- YOUR OBJECTIVE:
For the listing below, give the count of lines containing "JSON", and no other text.

··· INFORMATION SHOWN ···

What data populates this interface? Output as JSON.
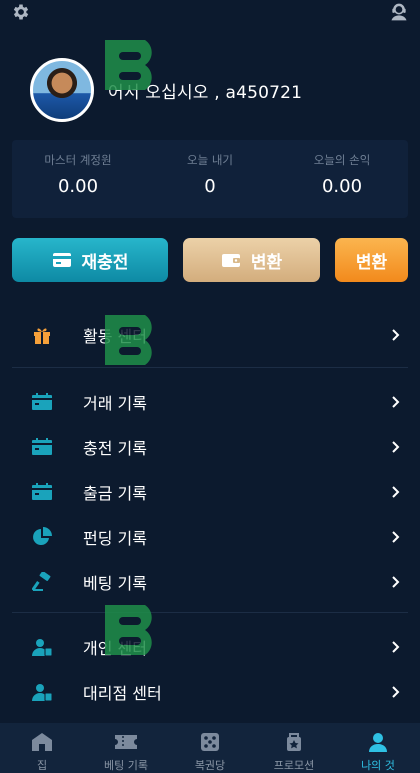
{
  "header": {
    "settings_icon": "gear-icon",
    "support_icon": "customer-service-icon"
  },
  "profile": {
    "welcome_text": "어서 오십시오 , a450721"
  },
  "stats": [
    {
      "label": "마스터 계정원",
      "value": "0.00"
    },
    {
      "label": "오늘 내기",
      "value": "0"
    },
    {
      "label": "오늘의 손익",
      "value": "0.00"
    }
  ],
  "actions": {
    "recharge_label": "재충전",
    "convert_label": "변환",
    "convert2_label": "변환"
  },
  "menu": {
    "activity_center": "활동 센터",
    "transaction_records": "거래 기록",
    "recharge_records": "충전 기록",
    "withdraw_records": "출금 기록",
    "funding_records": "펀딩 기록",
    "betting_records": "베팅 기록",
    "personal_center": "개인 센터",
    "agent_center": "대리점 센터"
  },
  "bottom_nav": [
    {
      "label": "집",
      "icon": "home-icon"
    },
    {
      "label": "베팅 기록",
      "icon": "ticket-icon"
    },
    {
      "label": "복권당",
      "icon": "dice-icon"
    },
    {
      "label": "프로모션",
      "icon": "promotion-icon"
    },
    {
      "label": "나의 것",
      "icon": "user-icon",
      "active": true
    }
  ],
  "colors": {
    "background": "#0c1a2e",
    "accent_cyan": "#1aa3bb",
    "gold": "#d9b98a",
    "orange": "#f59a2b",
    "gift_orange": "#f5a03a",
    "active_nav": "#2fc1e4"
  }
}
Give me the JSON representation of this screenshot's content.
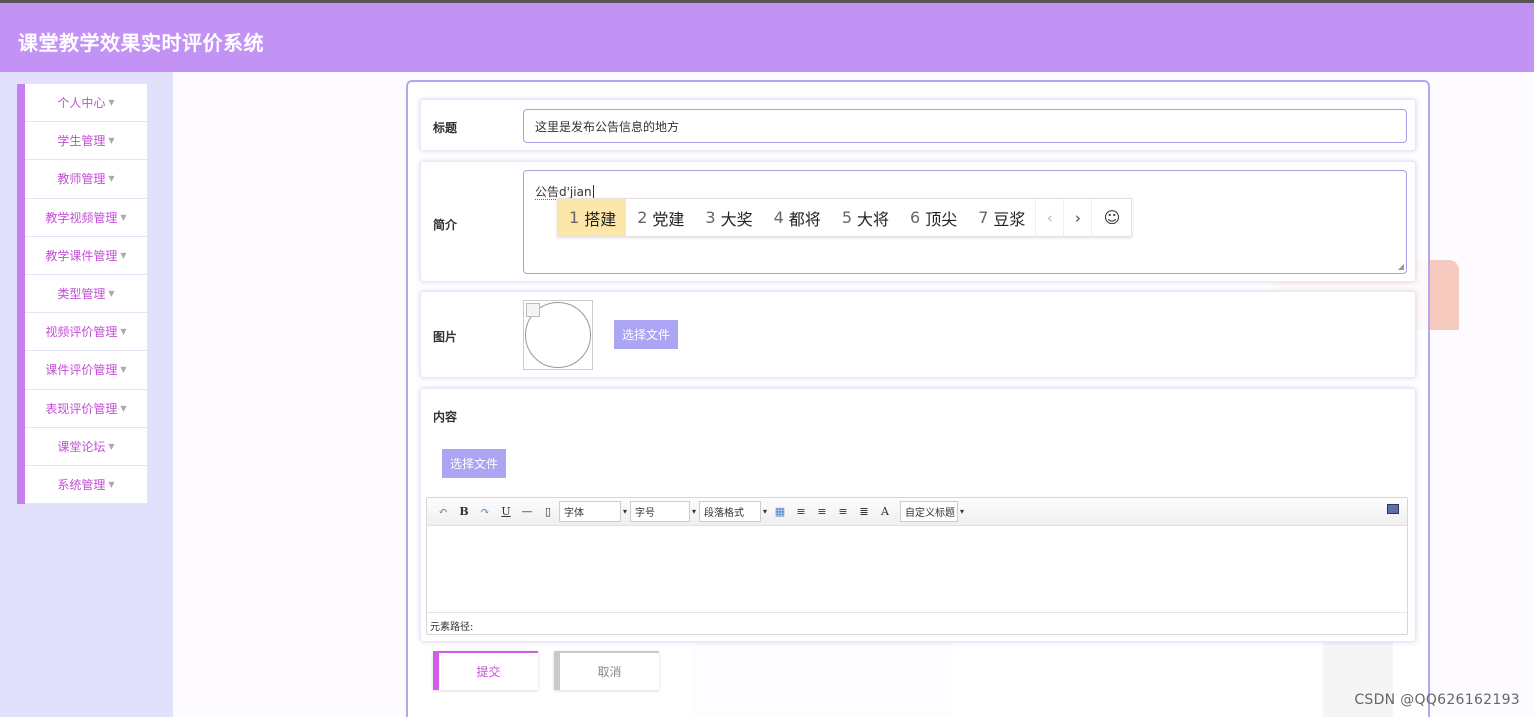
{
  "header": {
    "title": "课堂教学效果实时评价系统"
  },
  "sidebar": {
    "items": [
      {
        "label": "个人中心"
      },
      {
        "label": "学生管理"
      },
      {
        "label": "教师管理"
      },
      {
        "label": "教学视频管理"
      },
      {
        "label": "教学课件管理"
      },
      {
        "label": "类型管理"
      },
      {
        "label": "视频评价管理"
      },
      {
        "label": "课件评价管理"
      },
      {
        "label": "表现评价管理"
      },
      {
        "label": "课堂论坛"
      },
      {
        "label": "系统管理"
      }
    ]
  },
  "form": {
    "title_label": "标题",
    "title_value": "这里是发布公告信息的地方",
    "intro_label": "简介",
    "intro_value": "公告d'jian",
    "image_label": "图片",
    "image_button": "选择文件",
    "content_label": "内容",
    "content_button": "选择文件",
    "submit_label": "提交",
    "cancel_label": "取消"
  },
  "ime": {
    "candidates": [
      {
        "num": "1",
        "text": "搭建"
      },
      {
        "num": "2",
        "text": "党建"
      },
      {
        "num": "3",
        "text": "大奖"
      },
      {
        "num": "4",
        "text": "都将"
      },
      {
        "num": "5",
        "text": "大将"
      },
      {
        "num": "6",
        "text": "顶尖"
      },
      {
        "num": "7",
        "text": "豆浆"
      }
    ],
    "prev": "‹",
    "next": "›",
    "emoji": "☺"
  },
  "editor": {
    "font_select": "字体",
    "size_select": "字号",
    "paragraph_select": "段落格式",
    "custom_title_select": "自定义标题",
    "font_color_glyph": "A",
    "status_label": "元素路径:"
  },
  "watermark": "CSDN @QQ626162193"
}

···

- ANSWER BELOW:
2